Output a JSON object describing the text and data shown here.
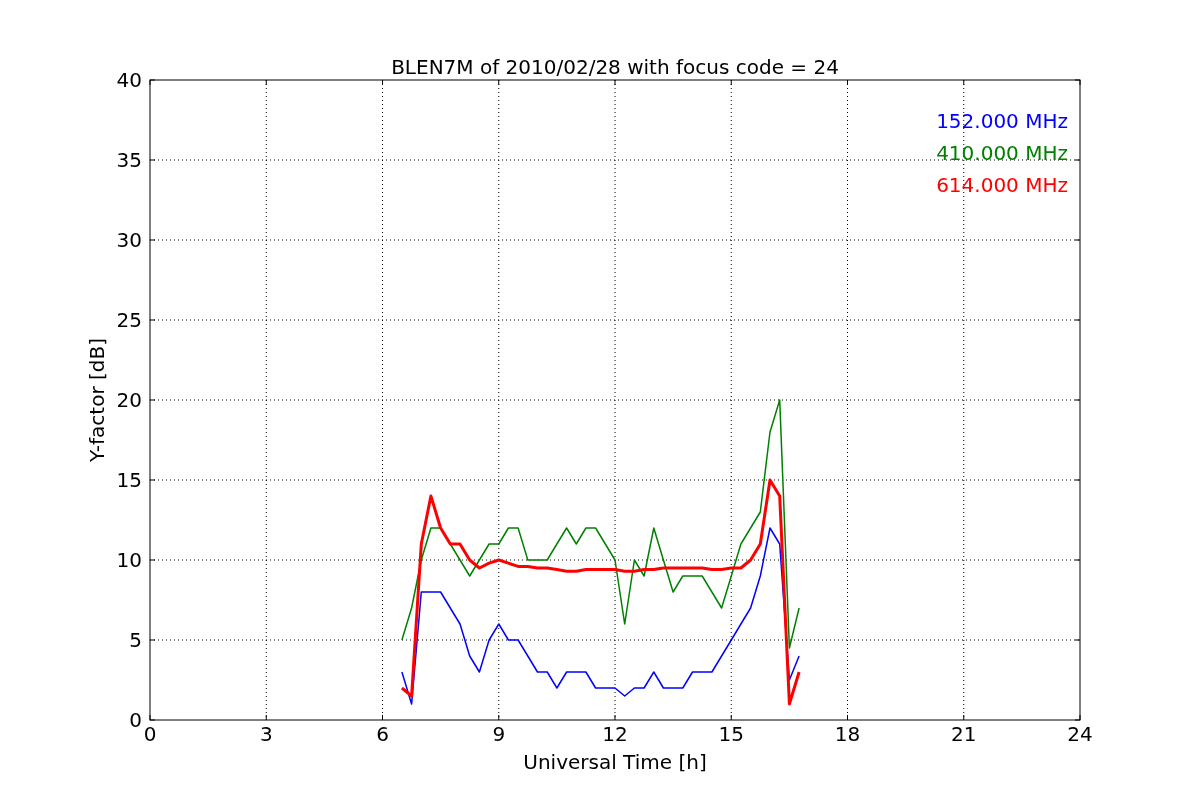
{
  "chart_data": {
    "type": "line",
    "title": "BLEN7M of 2010/02/28 with focus code = 24",
    "xlabel": "Universal Time [h]",
    "ylabel": "Y-factor [dB]",
    "x": [
      6.5,
      6.75,
      7,
      7.25,
      7.5,
      7.75,
      8,
      8.25,
      8.5,
      8.75,
      9,
      9.25,
      9.5,
      9.75,
      10,
      10.25,
      10.5,
      10.75,
      11,
      11.25,
      11.5,
      11.75,
      12,
      12.25,
      12.5,
      12.75,
      13,
      13.25,
      13.5,
      13.75,
      14,
      14.25,
      14.5,
      14.75,
      15,
      15.25,
      15.5,
      15.75,
      16,
      16.25,
      16.5,
      16.75
    ],
    "series": [
      {
        "name": "152.000 MHz",
        "color": "#0000ff",
        "values": [
          3,
          1,
          8,
          8,
          8,
          7,
          6,
          4,
          3,
          5,
          6,
          5,
          5,
          4,
          3,
          3,
          2,
          3,
          3,
          3,
          2,
          2,
          2,
          1.5,
          2,
          2,
          3,
          2,
          2,
          2,
          3,
          3,
          3,
          4,
          5,
          6,
          7,
          9,
          12,
          11,
          2.5,
          4
        ]
      },
      {
        "name": "410.000 MHz",
        "color": "#008000",
        "values": [
          5,
          7,
          10,
          12,
          12,
          11,
          10,
          9,
          10,
          11,
          11,
          12,
          12,
          10,
          10,
          10,
          11,
          12,
          11,
          12,
          12,
          11,
          10,
          6,
          10,
          9,
          12,
          10,
          8,
          9,
          9,
          9,
          8,
          7,
          9,
          11,
          12,
          13,
          18,
          20,
          4.5,
          7
        ]
      },
      {
        "name": "614.000 MHz",
        "color": "#ff0000",
        "values": [
          2,
          1.5,
          11,
          14,
          12,
          11,
          11,
          10,
          9.5,
          9.8,
          10,
          9.8,
          9.6,
          9.6,
          9.5,
          9.5,
          9.4,
          9.3,
          9.3,
          9.4,
          9.4,
          9.4,
          9.4,
          9.3,
          9.3,
          9.4,
          9.4,
          9.5,
          9.5,
          9.5,
          9.5,
          9.5,
          9.4,
          9.4,
          9.5,
          9.5,
          10,
          11,
          15,
          14,
          1,
          3
        ]
      }
    ],
    "xlim": [
      0,
      24
    ],
    "ylim": [
      0,
      40
    ],
    "xticks": [
      0,
      3,
      6,
      9,
      12,
      15,
      18,
      21,
      24
    ],
    "yticks": [
      0,
      5,
      10,
      15,
      20,
      25,
      30,
      35,
      40
    ],
    "grid": true
  }
}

• _Task statement_
Determine how many lines in the listing above hold the string "color", then write only the number.

• _Response below_
3